TASK DESCRIPTION
Gather all lines in the data that hold the string "screenshot".

TASK INPUT
■ ■ ■ ■ ■

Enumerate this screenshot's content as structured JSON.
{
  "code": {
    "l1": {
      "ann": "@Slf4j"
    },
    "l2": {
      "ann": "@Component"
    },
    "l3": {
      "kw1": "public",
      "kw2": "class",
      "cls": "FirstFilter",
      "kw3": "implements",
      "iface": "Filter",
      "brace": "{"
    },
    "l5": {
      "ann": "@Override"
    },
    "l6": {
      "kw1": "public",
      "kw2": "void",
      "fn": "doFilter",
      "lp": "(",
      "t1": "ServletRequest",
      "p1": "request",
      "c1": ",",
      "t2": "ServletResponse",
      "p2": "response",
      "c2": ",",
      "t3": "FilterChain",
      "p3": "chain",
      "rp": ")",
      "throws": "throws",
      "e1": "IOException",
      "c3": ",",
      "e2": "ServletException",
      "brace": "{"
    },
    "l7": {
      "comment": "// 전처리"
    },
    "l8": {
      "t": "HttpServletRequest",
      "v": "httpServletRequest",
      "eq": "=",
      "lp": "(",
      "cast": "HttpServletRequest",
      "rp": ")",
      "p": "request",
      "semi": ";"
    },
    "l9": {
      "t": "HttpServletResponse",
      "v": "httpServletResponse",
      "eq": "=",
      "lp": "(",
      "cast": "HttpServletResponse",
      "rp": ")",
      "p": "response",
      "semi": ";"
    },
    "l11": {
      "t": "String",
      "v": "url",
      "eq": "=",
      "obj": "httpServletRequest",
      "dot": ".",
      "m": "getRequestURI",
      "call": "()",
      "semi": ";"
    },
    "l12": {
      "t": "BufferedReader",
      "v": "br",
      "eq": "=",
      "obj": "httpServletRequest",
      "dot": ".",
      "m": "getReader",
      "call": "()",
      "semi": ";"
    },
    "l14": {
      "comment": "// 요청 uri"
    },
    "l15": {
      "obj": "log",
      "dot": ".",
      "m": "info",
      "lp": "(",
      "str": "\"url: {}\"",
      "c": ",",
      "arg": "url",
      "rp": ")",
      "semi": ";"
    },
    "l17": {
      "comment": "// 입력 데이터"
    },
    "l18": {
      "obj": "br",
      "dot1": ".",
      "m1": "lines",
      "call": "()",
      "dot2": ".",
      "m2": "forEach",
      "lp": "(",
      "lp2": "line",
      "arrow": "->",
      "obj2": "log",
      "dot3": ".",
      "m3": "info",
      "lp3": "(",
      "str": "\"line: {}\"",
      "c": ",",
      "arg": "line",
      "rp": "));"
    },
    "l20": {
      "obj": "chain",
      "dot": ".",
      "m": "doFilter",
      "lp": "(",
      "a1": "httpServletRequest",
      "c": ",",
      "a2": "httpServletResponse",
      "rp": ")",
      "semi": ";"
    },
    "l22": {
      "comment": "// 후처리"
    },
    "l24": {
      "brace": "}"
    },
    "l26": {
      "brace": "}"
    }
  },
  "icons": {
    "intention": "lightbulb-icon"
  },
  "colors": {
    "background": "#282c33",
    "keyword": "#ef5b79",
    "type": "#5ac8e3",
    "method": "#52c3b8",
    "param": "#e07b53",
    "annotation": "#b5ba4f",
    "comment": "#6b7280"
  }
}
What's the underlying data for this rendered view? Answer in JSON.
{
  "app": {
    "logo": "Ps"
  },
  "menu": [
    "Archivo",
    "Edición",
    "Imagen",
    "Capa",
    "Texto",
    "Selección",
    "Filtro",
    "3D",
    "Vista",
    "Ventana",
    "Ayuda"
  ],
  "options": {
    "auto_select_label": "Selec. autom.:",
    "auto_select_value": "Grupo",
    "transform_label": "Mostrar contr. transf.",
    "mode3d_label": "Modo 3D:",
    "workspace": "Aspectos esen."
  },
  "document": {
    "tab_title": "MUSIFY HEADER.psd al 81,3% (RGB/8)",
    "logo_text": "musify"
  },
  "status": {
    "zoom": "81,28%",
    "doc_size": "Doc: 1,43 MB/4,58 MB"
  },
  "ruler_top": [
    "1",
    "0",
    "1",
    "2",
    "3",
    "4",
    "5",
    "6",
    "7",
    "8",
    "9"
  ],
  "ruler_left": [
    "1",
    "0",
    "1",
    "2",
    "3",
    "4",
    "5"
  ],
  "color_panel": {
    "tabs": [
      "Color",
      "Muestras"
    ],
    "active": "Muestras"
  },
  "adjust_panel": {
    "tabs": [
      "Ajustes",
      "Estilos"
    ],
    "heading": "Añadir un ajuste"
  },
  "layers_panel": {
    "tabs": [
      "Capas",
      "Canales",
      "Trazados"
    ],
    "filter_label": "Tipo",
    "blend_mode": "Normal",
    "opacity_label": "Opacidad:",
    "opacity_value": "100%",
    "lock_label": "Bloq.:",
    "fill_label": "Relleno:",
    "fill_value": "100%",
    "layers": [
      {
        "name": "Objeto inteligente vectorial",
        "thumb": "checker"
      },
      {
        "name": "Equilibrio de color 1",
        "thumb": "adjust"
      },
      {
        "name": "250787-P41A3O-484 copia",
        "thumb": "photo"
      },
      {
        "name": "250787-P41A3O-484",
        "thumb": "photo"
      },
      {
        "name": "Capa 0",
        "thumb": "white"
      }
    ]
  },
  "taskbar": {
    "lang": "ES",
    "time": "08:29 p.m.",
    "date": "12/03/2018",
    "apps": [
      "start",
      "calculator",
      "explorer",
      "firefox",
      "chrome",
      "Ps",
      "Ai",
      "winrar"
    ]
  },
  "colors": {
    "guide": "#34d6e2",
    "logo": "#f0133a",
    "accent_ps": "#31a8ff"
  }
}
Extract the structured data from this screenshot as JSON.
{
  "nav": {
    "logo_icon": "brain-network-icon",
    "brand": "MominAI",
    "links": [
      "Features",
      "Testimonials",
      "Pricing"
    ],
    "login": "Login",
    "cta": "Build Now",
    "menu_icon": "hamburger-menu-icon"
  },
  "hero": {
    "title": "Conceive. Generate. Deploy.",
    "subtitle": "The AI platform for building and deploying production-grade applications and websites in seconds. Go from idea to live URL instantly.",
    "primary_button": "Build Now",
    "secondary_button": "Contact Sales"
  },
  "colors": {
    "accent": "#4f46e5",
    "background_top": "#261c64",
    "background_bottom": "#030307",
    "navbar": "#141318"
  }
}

■ ■ ■ ■ ■

SOLUTION TO THIS EXERCISE
Enumerate this screenshot's content as structured JSON.
Extract the structured data from this screenshot as JSON.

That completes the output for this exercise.